- DIRECTIONS FOR THIS TASK:
Each record below should appear again exactly as written.

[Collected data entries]
=======
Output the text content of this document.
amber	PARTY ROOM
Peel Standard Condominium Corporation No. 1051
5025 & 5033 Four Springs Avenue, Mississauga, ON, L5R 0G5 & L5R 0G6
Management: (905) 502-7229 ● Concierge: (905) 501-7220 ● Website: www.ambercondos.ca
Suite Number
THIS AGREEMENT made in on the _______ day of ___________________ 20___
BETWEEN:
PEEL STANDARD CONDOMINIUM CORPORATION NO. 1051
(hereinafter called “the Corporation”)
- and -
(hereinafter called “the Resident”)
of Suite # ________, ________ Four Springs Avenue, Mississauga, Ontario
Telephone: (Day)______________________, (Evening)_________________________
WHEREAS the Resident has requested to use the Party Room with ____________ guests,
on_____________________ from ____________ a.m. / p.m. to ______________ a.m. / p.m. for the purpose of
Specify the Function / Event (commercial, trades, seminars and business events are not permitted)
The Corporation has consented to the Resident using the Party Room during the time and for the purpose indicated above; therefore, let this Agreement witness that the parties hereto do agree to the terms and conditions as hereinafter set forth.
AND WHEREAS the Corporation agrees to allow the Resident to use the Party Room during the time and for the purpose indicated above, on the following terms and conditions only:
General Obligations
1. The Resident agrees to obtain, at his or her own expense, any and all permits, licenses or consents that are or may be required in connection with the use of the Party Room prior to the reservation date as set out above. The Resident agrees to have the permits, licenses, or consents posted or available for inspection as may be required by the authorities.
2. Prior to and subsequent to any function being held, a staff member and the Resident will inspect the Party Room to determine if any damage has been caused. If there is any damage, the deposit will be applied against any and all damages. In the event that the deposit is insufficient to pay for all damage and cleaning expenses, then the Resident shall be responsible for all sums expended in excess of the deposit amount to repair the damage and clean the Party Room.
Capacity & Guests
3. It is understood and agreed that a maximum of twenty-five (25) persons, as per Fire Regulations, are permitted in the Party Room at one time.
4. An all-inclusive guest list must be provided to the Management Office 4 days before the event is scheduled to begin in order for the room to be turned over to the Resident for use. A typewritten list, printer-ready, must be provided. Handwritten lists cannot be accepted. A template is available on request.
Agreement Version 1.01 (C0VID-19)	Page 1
=======
- FINAL RESULT:
Output the text content of this document.
amber	PARTY ROOM
Peel Standard Condominium Corporation No. 1051
5025 & 5033 Four Springs Avenue, Mississauga, ON, L5R 0G5 & L5R 0G6
Management: (905) 502-7229 ● Concierge: (905) 501-7220 ● Website: www.ambercondos.ca
Suite Number
THIS AGREEMENT made in on the _______ day of ___________________ 20___
BETWEEN:
PEEL STANDARD CONDOMINIUM CORPORATION NO. 1051
(hereinafter called “the Corporation”)
- and -
(hereinafter called “the Resident”)
of Suite # ________, ________ Four Springs Avenue, Mississauga, Ontario
Telephone: (Day)______________________, (Evening)_________________________
WHEREAS the Resident has requested to use the Party Room with ____________ guests,
on_____________________ from ____________ a.m. / p.m. to ______________ a.m. / p.m. for the purpose of
Specify the Function / Event (commercial, trades, seminars and business events are not permitted)
The Corporation has consented to the Resident using the Party Room during the time and for the purpose indicated above; therefore, let this Agreement witness that the parties hereto do agree to the terms and conditions as hereinafter set forth.
AND WHEREAS the Corporation agrees to allow the Resident to use the Party Room during the time and for the purpose indicated above, on the following terms and conditions only:
General Obligations
1. The Resident agrees to obtain, at his or her own expense, any and all permits, licenses or consents that are or may be required in connection with the use of the Party Room prior to the reservation date as set out above. The Resident agrees to have the permits, licenses, or consents posted or available for inspection as may be required by the authorities.
2. Prior to and subsequent to any function being held, a staff member and the Resident will inspect the Party Room to determine if any damage has been caused. If there is any damage, the deposit will be applied against any and all damages. In the event that the deposit is insufficient to pay for all damage and cleaning expenses, then the Resident shall be responsible for all sums expended in excess of the deposit amount to repair the damage and clean the Party Room.
Capacity & Guests
3. It is understood and agreed that a maximum of twenty-five (25) persons, as per Fire Regulations, are permitted in the Party Room at one time.
4. An all-inclusive guest list must be provided to the Management Office 4 days before the event is scheduled to begin in order for the room to be turned over to the Resident for use. A typewritten list, printer-ready, must be provided. Handwritten lists cannot be accepted. A template is available on request.
Agreement Version 1.01 (C0VID-19)	Page 1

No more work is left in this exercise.